Only a number is wanted. Count the lines holding the string "phases".

(Collected data)
........

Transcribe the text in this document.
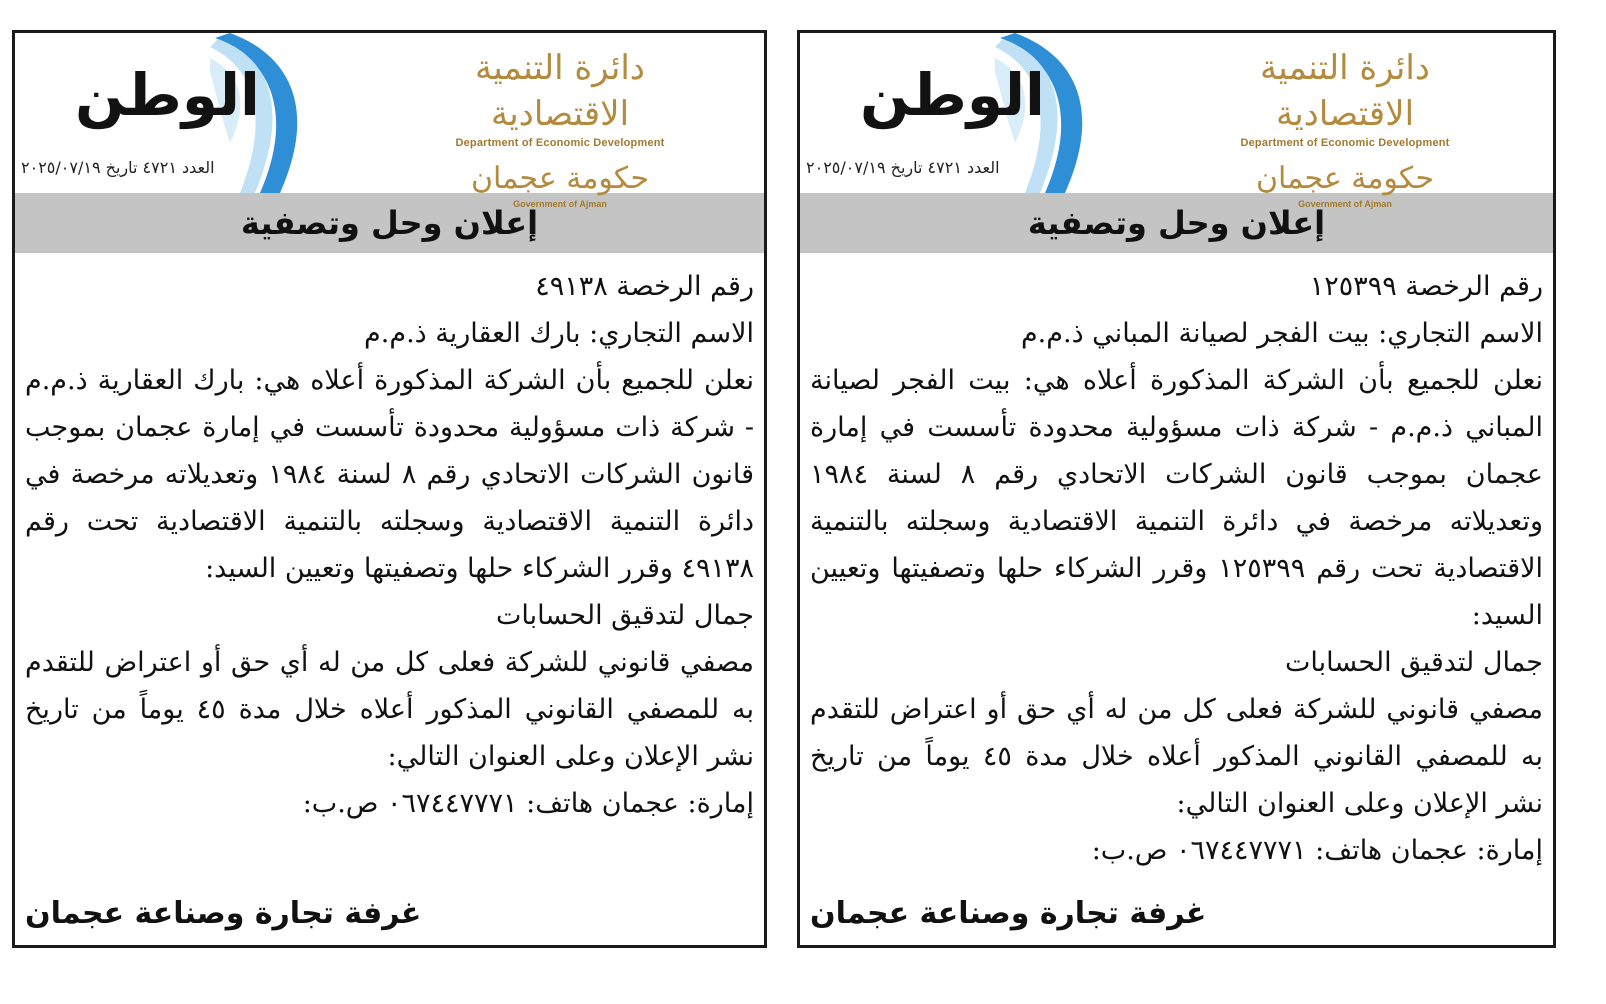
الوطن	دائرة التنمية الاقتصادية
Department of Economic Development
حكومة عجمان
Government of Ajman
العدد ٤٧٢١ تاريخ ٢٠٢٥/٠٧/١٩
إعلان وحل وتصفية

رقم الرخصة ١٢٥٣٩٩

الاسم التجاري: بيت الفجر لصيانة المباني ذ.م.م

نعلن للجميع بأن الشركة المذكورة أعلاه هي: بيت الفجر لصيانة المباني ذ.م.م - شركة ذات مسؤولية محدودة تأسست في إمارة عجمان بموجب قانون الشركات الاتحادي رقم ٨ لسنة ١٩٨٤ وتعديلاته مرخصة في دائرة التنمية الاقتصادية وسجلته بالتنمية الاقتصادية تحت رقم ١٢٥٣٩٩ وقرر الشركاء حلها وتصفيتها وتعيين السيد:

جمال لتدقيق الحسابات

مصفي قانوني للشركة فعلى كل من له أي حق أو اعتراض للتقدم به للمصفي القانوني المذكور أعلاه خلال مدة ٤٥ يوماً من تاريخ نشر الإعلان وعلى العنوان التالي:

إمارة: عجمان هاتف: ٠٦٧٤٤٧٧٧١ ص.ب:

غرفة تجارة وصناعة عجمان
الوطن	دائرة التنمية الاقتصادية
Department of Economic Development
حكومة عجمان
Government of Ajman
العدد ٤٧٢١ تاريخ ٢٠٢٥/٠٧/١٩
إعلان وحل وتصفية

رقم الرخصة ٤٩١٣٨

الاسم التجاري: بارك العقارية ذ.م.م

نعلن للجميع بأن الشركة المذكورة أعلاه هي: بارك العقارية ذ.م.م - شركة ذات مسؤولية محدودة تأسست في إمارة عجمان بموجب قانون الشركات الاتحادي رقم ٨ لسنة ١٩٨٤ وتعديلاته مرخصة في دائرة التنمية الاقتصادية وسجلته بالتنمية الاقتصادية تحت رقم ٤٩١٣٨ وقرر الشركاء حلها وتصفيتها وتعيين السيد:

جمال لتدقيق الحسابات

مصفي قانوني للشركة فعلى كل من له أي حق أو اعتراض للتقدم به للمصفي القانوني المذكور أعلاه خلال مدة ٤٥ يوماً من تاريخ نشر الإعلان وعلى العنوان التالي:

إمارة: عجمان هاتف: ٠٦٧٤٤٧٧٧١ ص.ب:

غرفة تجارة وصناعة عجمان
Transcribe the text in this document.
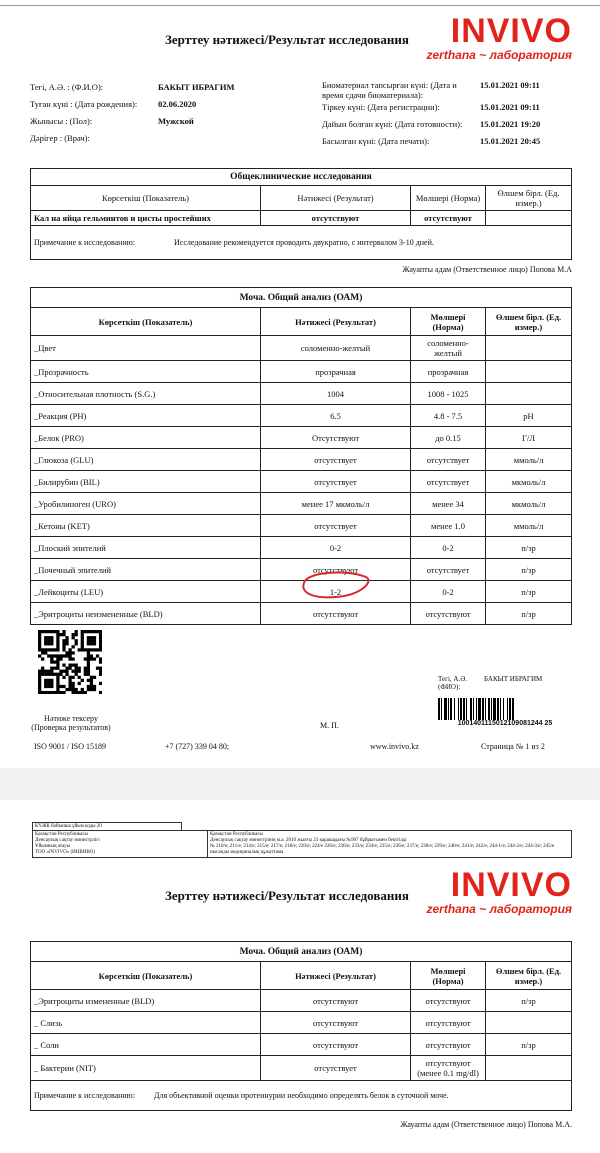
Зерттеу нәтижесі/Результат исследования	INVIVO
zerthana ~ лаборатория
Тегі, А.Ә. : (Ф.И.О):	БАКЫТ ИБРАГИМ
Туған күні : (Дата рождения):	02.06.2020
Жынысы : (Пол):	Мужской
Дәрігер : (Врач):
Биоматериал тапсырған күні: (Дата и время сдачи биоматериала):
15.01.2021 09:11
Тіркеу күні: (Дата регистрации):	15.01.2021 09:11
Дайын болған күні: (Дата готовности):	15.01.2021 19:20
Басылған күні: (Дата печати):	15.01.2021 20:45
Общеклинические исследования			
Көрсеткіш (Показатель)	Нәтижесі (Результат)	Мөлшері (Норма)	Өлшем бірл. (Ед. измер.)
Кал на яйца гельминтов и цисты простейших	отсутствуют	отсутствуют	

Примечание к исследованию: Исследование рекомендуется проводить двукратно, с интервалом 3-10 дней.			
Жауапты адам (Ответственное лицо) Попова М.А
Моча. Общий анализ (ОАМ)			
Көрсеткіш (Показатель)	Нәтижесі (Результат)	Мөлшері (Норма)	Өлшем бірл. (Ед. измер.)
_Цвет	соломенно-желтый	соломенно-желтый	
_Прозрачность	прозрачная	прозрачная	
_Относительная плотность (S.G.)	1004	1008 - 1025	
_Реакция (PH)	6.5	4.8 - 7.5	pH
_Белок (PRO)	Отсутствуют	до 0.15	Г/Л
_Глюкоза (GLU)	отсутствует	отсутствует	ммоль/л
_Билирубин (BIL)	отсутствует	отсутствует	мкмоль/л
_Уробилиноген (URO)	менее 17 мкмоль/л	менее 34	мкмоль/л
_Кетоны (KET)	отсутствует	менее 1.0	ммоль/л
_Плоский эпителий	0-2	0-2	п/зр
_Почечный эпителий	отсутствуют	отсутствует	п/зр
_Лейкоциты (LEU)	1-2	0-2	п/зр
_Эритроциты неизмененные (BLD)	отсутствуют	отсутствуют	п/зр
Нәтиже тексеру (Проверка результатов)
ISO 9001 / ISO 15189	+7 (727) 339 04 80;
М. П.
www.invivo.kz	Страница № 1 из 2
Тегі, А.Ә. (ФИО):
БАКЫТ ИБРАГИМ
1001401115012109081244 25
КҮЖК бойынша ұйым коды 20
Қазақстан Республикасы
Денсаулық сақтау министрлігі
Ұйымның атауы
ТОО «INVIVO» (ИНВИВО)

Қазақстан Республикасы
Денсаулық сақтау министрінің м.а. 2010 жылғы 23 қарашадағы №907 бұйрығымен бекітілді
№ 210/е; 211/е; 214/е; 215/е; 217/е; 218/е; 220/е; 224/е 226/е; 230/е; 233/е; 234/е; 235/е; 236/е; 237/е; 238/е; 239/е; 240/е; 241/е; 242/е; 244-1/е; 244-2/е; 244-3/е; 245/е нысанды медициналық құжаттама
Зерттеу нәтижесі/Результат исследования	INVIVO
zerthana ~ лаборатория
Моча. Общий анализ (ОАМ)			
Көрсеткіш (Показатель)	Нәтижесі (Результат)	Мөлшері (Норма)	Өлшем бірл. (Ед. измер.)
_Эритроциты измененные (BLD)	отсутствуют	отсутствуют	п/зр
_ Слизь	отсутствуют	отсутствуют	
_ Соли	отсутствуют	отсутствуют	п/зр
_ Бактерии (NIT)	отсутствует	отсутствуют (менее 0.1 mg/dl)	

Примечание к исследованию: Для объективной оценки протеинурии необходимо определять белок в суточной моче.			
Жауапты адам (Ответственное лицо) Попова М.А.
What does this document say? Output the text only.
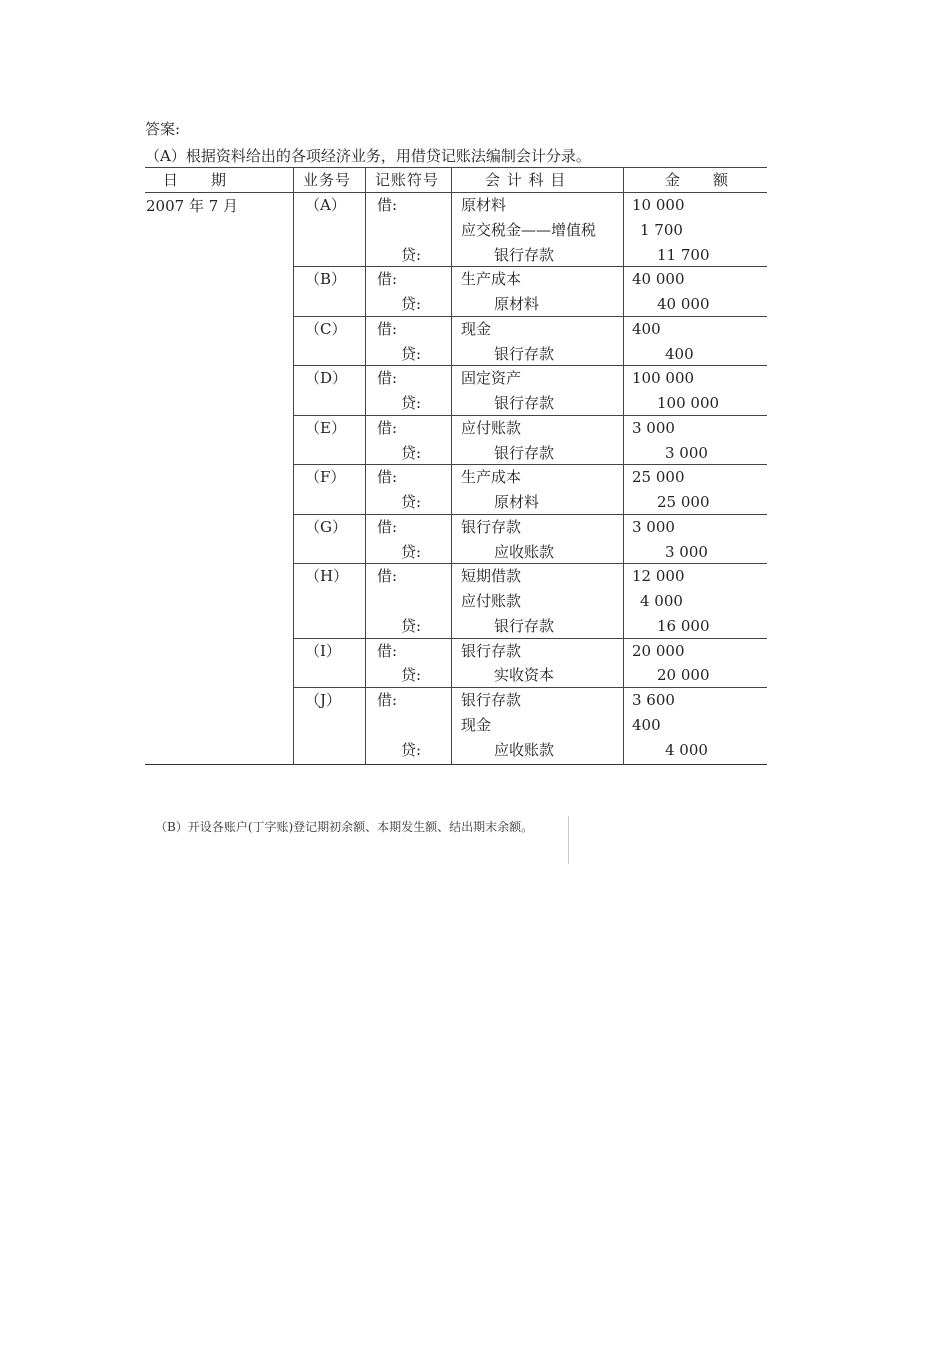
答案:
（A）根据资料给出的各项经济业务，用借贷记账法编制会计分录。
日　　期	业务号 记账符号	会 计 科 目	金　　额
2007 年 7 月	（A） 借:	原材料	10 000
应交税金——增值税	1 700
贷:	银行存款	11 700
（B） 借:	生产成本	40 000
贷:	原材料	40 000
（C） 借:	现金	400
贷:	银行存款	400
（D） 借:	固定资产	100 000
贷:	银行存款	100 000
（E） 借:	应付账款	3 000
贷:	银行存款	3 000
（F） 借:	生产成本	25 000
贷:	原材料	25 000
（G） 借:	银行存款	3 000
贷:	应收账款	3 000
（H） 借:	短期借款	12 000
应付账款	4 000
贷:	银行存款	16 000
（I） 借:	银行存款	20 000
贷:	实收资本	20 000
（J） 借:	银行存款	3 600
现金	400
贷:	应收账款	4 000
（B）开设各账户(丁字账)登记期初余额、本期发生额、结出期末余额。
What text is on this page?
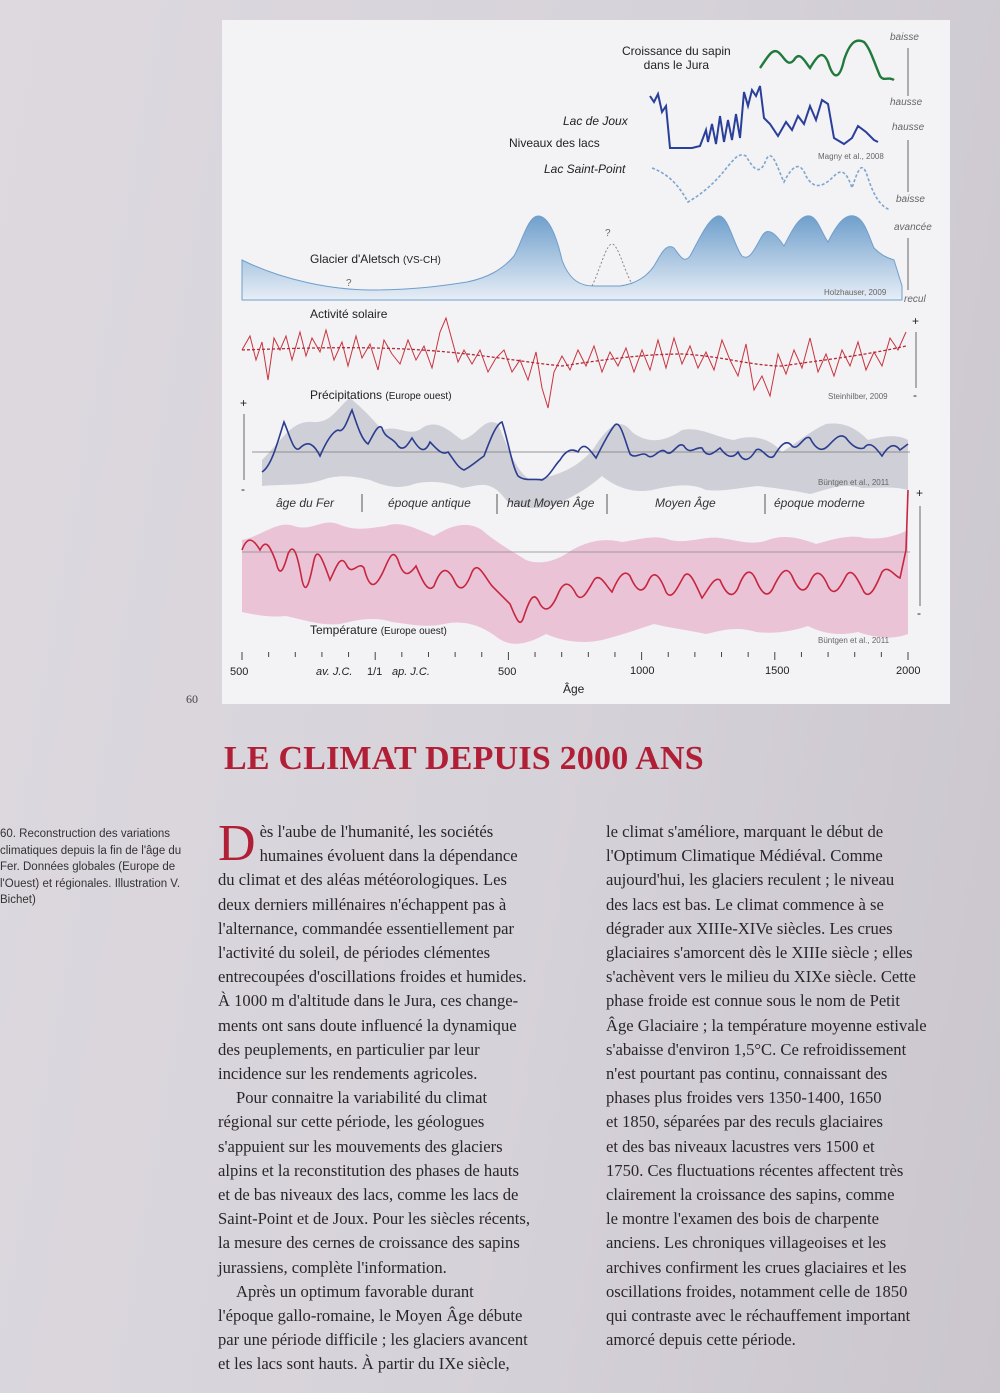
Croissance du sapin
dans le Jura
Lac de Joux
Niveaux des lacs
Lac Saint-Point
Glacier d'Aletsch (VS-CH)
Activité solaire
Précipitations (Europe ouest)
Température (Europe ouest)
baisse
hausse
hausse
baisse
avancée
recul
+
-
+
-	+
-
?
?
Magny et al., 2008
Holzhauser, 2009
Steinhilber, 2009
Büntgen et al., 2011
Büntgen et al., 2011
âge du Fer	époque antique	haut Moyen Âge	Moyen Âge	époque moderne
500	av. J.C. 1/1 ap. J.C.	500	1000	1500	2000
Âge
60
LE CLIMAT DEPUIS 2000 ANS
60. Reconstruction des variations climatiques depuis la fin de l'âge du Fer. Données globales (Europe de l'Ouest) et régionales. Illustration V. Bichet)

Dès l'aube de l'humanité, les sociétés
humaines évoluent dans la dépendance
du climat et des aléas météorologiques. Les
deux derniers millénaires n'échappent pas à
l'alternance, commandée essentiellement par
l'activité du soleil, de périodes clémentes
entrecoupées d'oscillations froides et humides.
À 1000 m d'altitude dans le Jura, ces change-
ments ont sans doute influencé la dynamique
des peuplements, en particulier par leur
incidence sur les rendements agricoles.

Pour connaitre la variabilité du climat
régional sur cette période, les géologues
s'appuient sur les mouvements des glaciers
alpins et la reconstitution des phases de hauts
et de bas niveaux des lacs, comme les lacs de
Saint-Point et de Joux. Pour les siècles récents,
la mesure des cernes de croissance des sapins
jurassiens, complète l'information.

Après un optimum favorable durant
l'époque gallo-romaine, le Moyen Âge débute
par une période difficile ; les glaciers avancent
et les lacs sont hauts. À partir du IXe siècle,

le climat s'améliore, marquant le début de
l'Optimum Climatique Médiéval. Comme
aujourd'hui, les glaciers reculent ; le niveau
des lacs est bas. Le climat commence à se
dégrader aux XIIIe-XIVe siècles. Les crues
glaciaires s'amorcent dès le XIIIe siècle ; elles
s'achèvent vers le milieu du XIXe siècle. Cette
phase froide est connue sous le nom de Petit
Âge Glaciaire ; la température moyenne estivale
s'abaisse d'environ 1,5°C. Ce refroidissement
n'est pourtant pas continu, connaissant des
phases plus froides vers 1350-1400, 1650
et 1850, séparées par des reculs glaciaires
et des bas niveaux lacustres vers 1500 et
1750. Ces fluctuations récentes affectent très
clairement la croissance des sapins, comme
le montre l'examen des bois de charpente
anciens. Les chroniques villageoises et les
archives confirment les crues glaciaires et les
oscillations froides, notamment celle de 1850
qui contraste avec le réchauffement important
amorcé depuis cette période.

........

§ TASK OUTPUT
2